## Instructions to follow
Exactly as written, quote every line that follows, skipping the images.

start

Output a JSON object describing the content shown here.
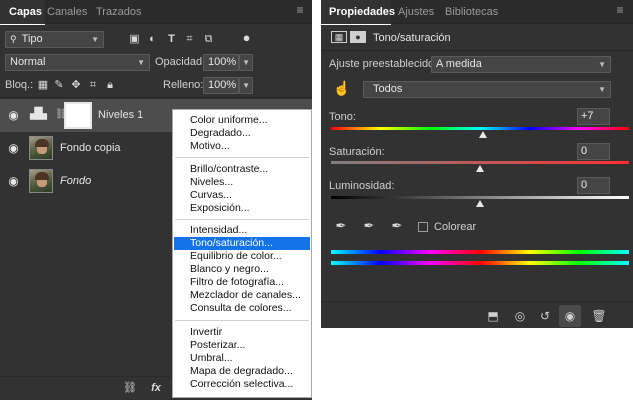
{
  "layers_panel": {
    "tabs": [
      "Capas",
      "Canales",
      "Trazados"
    ],
    "filter_label": "Tipo",
    "blend_mode": "Normal",
    "opacity_label": "Opacidad:",
    "opacity_value": "100%",
    "lock_label": "Bloq.:",
    "fill_label": "Relleno:",
    "fill_value": "100%",
    "layers": [
      {
        "name": "Niveles 1",
        "type": "adjustment",
        "selected": true,
        "italic": false
      },
      {
        "name": "Fondo copia",
        "type": "image",
        "selected": false,
        "italic": false
      },
      {
        "name": "Fondo",
        "type": "image",
        "selected": false,
        "italic": true
      }
    ],
    "footer_icons": [
      "link-icon",
      "fx-icon"
    ],
    "footer_fx_label": "fx"
  },
  "adjustment_menu": {
    "groups": [
      [
        "Color uniforme...",
        "Degradado...",
        "Motivo..."
      ],
      [
        "Brillo/contraste...",
        "Niveles...",
        "Curvas...",
        "Exposición..."
      ],
      [
        "Intensidad...",
        "Tono/saturación...",
        "Equilibrio de color...",
        "Blanco y negro...",
        "Filtro de fotografía...",
        "Mezclador de canales...",
        "Consulta de colores..."
      ],
      [
        "Invertir",
        "Posterizar...",
        "Umbral...",
        "Mapa de degradado...",
        "Corrección selectiva..."
      ]
    ],
    "highlighted": "Tono/saturación..."
  },
  "properties_panel": {
    "tabs": [
      "Propiedades",
      "Ajustes",
      "Bibliotecas"
    ],
    "title": "Tono/saturación",
    "preset_label": "Ajuste preestablecido:",
    "preset_value": "A medida",
    "channel_value": "Todos",
    "hue_label": "Tono:",
    "hue_value": "+7",
    "hue_position": 0.51,
    "saturation_label": "Saturación:",
    "saturation_value": "0",
    "saturation_position": 0.5,
    "lightness_label": "Luminosidad:",
    "lightness_value": "0",
    "lightness_position": 0.5,
    "colorize_label": "Colorear",
    "colorize_checked": false
  },
  "colors": {
    "panel_bg": "#323232",
    "menu_highlight": "#1473e6",
    "text": "#d6d6d6"
  }
}
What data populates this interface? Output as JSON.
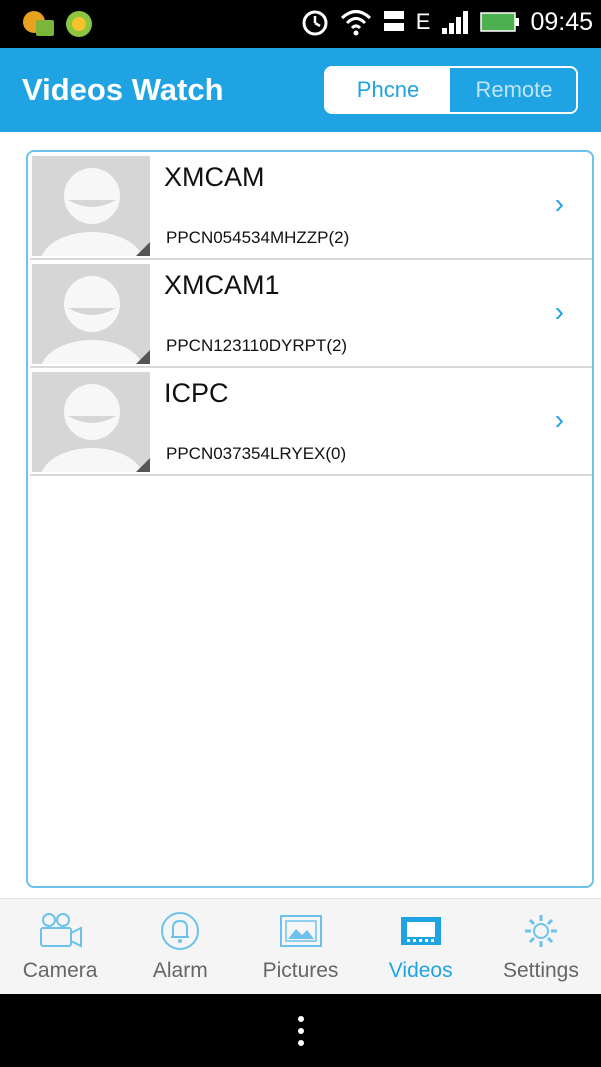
{
  "status_bar": {
    "time": "09:45",
    "network": "E",
    "icons": [
      "app-notification-icon",
      "app-notification-icon-2",
      "alarm-clock-icon",
      "wifi-icon",
      "data-icon",
      "signal-icon",
      "battery-icon"
    ]
  },
  "header": {
    "title": "Videos Watch",
    "segments": [
      {
        "label": "Phcne",
        "active": true
      },
      {
        "label": "Remote",
        "active": false
      }
    ]
  },
  "devices": [
    {
      "name": "XMCAM",
      "id": "PPCN054534MHZZP(2)"
    },
    {
      "name": "XMCAM1",
      "id": "PPCN123110DYRPT(2)"
    },
    {
      "name": "ICPC",
      "id": "PPCN037354LRYEX(0)"
    }
  ],
  "nav": {
    "items": [
      {
        "label": "Camera",
        "icon": "camera-icon"
      },
      {
        "label": "Alarm",
        "icon": "bell-icon"
      },
      {
        "label": "Pictures",
        "icon": "picture-icon"
      },
      {
        "label": "Videos",
        "icon": "film-icon"
      },
      {
        "label": "Settings",
        "icon": "gear-icon"
      }
    ],
    "active": "Videos"
  },
  "colors": {
    "accent": "#1fa3e3",
    "nav_inactive": "#666666",
    "status_bar": "#000000"
  }
}
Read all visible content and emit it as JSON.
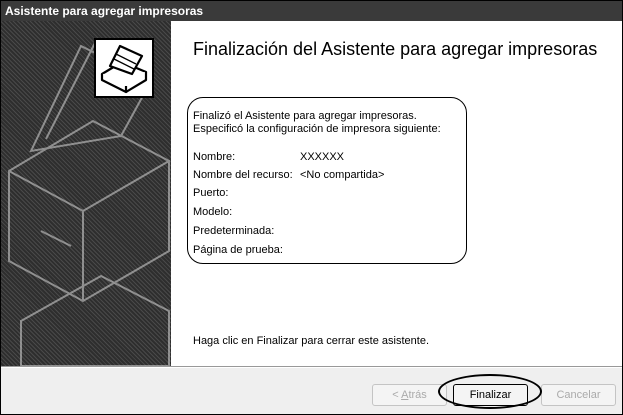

end

## Full response
Output a JSON object describing the content shown here.
{
  "layers_panel": {
    "tabs": [
      "Capas",
      "Canales",
      "Trazados"
    ],
    "filter_label": "Tipo",
    "blend_mode": "Normal",
    "opacity_label": "Opacidad:",
    "opacity_value": "100%",
    "lock_label": "Bloq.:",
    "fill_label": "Relleno:",
    "fill_value": "100%",
    "layers": [
      {
        "name": "Niveles 1",
        "type": "adjustment",
        "selected": true,
        "italic": false
      },
      {
        "name": "Fondo copia",
        "type": "image",
        "selected": false,
        "italic": false
      },
      {
        "name": "Fondo",
        "type": "image",
        "selected": false,
        "italic": true
      }
    ],
    "footer_icons": [
      "link-icon",
      "fx-icon"
    ],
    "footer_fx_label": "fx"
  },
  "adjustment_menu": {
    "groups": [
      [
        "Color uniforme...",
        "Degradado...",
        "Motivo..."
      ],
      [
        "Brillo/contraste...",
        "Niveles...",
        "Curvas...",
        "Exposición..."
      ],
      [
        "Intensidad...",
        "Tono/saturación...",
        "Equilibrio de color...",
        "Blanco y negro...",
        "Filtro de fotografía...",
        "Mezclador de canales...",
        "Consulta de colores..."
      ],
      [
        "Invertir",
        "Posterizar...",
        "Umbral...",
        "Mapa de degradado...",
        "Corrección selectiva..."
      ]
    ],
    "highlighted": "Tono/saturación..."
  },
  "properties_panel": {
    "tabs": [
      "Propiedades",
      "Ajustes",
      "Bibliotecas"
    ],
    "title": "Tono/saturación",
    "preset_label": "Ajuste preestablecido:",
    "preset_value": "A medida",
    "channel_value": "Todos",
    "hue_label": "Tono:",
    "hue_value": "+7",
    "hue_position": 0.51,
    "saturation_label": "Saturación:",
    "saturation_value": "0",
    "saturation_position": 0.5,
    "lightness_label": "Luminosidad:",
    "lightness_value": "0",
    "lightness_position": 0.5,
    "colorize_label": "Colorear",
    "colorize_checked": false
  },
  "colors": {
    "panel_bg": "#323232",
    "menu_highlight": "#1473e6",
    "text": "#d6d6d6"
  }
}
What data populates this interface? Output as JSON.
{
  "status_bar": {
    "time": "09:45",
    "network": "E",
    "icons": [
      "app-notification-icon",
      "app-notification-icon-2",
      "alarm-clock-icon",
      "wifi-icon",
      "data-icon",
      "signal-icon",
      "battery-icon"
    ]
  },
  "header": {
    "title": "Videos Watch",
    "segments": [
      {
        "label": "Phcne",
        "active": true
      },
      {
        "label": "Remote",
        "active": false
      }
    ]
  },
  "devices": [
    {
      "name": "XMCAM",
      "id": "PPCN054534MHZZP(2)"
    },
    {
      "name": "XMCAM1",
      "id": "PPCN123110DYRPT(2)"
    },
    {
      "name": "ICPC",
      "id": "PPCN037354LRYEX(0)"
    }
  ],
  "nav": {
    "items": [
      {
        "label": "Camera",
        "icon": "camera-icon"
      },
      {
        "label": "Alarm",
        "icon": "bell-icon"
      },
      {
        "label": "Pictures",
        "icon": "picture-icon"
      },
      {
        "label": "Videos",
        "icon": "film-icon"
      },
      {
        "label": "Settings",
        "icon": "gear-icon"
      }
    ],
    "active": "Videos"
  },
  "colors": {
    "accent": "#1fa3e3",
    "nav_inactive": "#666666",
    "status_bar": "#000000"
  }
}
Read all visible content and emit it as JSON.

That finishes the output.